» WRITTEN INSTRUCTION: Your task is to copy every line of this material exactly.

Stored records:
---------------

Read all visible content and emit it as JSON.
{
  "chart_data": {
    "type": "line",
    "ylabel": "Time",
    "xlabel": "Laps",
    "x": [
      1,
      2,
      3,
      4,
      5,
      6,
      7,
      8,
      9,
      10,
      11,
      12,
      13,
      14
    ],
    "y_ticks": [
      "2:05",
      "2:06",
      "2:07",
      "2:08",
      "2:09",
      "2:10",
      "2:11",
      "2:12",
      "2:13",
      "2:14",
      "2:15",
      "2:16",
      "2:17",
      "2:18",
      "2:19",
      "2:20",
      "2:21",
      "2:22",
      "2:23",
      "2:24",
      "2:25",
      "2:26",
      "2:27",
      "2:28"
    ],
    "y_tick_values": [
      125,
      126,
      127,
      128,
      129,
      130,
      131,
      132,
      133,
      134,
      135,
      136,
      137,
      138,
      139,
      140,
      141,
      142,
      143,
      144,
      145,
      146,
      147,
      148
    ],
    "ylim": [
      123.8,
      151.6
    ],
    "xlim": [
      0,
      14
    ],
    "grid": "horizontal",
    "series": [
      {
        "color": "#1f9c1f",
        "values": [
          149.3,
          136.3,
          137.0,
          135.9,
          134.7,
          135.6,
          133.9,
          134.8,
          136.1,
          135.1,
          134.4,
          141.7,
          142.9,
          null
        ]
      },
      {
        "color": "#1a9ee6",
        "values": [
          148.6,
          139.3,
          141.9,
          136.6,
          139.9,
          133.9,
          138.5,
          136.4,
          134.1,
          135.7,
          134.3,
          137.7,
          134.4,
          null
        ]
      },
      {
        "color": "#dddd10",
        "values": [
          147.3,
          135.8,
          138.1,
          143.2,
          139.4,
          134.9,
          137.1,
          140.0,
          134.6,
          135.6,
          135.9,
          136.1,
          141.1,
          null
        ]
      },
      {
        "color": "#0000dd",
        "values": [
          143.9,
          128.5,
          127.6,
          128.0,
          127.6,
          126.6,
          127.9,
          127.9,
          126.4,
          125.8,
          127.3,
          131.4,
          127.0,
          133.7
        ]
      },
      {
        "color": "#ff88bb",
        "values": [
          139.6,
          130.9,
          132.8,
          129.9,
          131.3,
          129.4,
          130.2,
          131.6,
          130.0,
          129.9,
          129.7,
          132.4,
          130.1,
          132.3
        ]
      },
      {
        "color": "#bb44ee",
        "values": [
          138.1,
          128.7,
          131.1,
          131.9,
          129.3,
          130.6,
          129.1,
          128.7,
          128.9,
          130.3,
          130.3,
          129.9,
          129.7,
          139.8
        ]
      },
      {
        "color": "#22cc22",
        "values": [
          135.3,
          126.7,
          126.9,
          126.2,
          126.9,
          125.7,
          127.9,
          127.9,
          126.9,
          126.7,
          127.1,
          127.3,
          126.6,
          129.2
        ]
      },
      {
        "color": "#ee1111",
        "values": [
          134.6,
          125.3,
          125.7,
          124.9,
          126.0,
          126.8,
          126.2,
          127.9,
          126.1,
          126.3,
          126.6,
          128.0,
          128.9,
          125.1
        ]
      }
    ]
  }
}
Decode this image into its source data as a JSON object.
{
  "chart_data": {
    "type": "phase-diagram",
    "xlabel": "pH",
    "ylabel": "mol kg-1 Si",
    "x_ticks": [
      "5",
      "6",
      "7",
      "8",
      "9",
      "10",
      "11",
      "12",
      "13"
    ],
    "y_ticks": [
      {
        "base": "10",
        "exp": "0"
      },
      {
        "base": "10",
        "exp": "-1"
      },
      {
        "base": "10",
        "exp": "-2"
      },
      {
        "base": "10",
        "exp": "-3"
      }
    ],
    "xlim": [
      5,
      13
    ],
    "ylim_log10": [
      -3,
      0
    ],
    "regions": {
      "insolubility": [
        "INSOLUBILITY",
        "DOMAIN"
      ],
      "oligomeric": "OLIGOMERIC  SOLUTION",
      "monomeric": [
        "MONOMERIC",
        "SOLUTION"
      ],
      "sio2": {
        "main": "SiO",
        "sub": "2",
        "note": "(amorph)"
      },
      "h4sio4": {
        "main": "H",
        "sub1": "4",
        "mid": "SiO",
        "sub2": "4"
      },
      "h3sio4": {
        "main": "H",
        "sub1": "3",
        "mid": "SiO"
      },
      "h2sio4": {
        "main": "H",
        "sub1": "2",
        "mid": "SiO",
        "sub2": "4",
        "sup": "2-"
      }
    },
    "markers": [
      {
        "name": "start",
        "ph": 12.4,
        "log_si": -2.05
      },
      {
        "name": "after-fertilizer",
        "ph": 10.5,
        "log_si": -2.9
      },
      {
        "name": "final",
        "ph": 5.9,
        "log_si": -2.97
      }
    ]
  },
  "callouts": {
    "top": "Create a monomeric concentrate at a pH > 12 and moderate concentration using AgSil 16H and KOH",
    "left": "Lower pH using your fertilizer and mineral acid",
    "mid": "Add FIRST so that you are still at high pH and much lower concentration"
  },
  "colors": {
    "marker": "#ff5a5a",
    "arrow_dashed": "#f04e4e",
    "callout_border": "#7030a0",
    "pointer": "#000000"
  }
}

---------------

» OUTPUT FOR THIS TASK:
Read all visible content and emit it as JSON.
{
  "chart_data": {
    "type": "line",
    "ylabel": "Time",
    "xlabel": "Laps",
    "x": [
      1,
      2,
      3,
      4,
      5,
      6,
      7,
      8,
      9,
      10,
      11,
      12,
      13,
      14
    ],
    "y_ticks": [
      "2:05",
      "2:06",
      "2:07",
      "2:08",
      "2:09",
      "2:10",
      "2:11",
      "2:12",
      "2:13",
      "2:14",
      "2:15",
      "2:16",
      "2:17",
      "2:18",
      "2:19",
      "2:20",
      "2:21",
      "2:22",
      "2:23",
      "2:24",
      "2:25",
      "2:26",
      "2:27",
      "2:28"
    ],
    "y_tick_values": [
      125,
      126,
      127,
      128,
      129,
      130,
      131,
      132,
      133,
      134,
      135,
      136,
      137,
      138,
      139,
      140,
      141,
      142,
      143,
      144,
      145,
      146,
      147,
      148
    ],
    "ylim": [
      123.8,
      151.6
    ],
    "xlim": [
      0,
      14
    ],
    "grid": "horizontal",
    "series": [
      {
        "color": "#1f9c1f",
        "values": [
          149.3,
          136.3,
          137.0,
          135.9,
          134.7,
          135.6,
          133.9,
          134.8,
          136.1,
          135.1,
          134.4,
          141.7,
          142.9,
          null
        ]
      },
      {
        "color": "#1a9ee6",
        "values": [
          148.6,
          139.3,
          141.9,
          136.6,
          139.9,
          133.9,
          138.5,
          136.4,
          134.1,
          135.7,
          134.3,
          137.7,
          134.4,
          null
        ]
      },
      {
        "color": "#dddd10",
        "values": [
          147.3,
          135.8,
          138.1,
          143.2,
          139.4,
          134.9,
          137.1,
          140.0,
          134.6,
          135.6,
          135.9,
          136.1,
          141.1,
          null
        ]
      },
      {
        "color": "#0000dd",
        "values": [
          143.9,
          128.5,
          127.6,
          128.0,
          127.6,
          126.6,
          127.9,
          127.9,
          126.4,
          125.8,
          127.3,
          131.4,
          127.0,
          133.7
        ]
      },
      {
        "color": "#ff88bb",
        "values": [
          139.6,
          130.9,
          132.8,
          129.9,
          131.3,
          129.4,
          130.2,
          131.6,
          130.0,
          129.9,
          129.7,
          132.4,
          130.1,
          132.3
        ]
      },
      {
        "color": "#bb44ee",
        "values": [
          138.1,
          128.7,
          131.1,
          131.9,
          129.3,
          130.6,
          129.1,
          128.7,
          128.9,
          130.3,
          130.3,
          129.9,
          129.7,
          139.8
        ]
      },
      {
        "color": "#22cc22",
        "values": [
          135.3,
          126.7,
          126.9,
          126.2,
          126.9,
          125.7,
          127.9,
          127.9,
          126.9,
          126.7,
          127.1,
          127.3,
          126.6,
          129.2
        ]
      },
      {
        "color": "#ee1111",
        "values": [
          134.6,
          125.3,
          125.7,
          124.9,
          126.0,
          126.8,
          126.2,
          127.9,
          126.1,
          126.3,
          126.6,
          128.0,
          128.9,
          125.1
        ]
      }
    ]
  }
}
Decode this image into its source data as a JSON object.
{
  "chart_data": {
    "type": "phase-diagram",
    "xlabel": "pH",
    "ylabel": "mol kg-1 Si",
    "x_ticks": [
      "5",
      "6",
      "7",
      "8",
      "9",
      "10",
      "11",
      "12",
      "13"
    ],
    "y_ticks": [
      {
        "base": "10",
        "exp": "0"
      },
      {
        "base": "10",
        "exp": "-1"
      },
      {
        "base": "10",
        "exp": "-2"
      },
      {
        "base": "10",
        "exp": "-3"
      }
    ],
    "xlim": [
      5,
      13
    ],
    "ylim_log10": [
      -3,
      0
    ],
    "regions": {
      "insolubility": [
        "INSOLUBILITY",
        "DOMAIN"
      ],
      "oligomeric": "OLIGOMERIC  SOLUTION",
      "monomeric": [
        "MONOMERIC",
        "SOLUTION"
      ],
      "sio2": {
        "main": "SiO",
        "sub": "2",
        "note": "(amorph)"
      },
      "h4sio4": {
        "main": "H",
        "sub1": "4",
        "mid": "SiO",
        "sub2": "4"
      },
      "h3sio4": {
        "main": "H",
        "sub1": "3",
        "mid": "SiO"
      },
      "h2sio4": {
        "main": "H",
        "sub1": "2",
        "mid": "SiO",
        "sub2": "4",
        "sup": "2-"
      }
    },
    "markers": [
      {
        "name": "start",
        "ph": 12.4,
        "log_si": -2.05
      },
      {
        "name": "after-fertilizer",
        "ph": 10.5,
        "log_si": -2.9
      },
      {
        "name": "final",
        "ph": 5.9,
        "log_si": -2.97
      }
    ]
  },
  "callouts": {
    "top": "Create a monomeric concentrate at a pH > 12 and moderate concentration using AgSil 16H and KOH",
    "left": "Lower pH using your fertilizer and mineral acid",
    "mid": "Add FIRST so that you are still at high pH and much lower concentration"
  },
  "colors": {
    "marker": "#ff5a5a",
    "arrow_dashed": "#f04e4e",
    "callout_border": "#7030a0",
    "pointer": "#000000"
  }
}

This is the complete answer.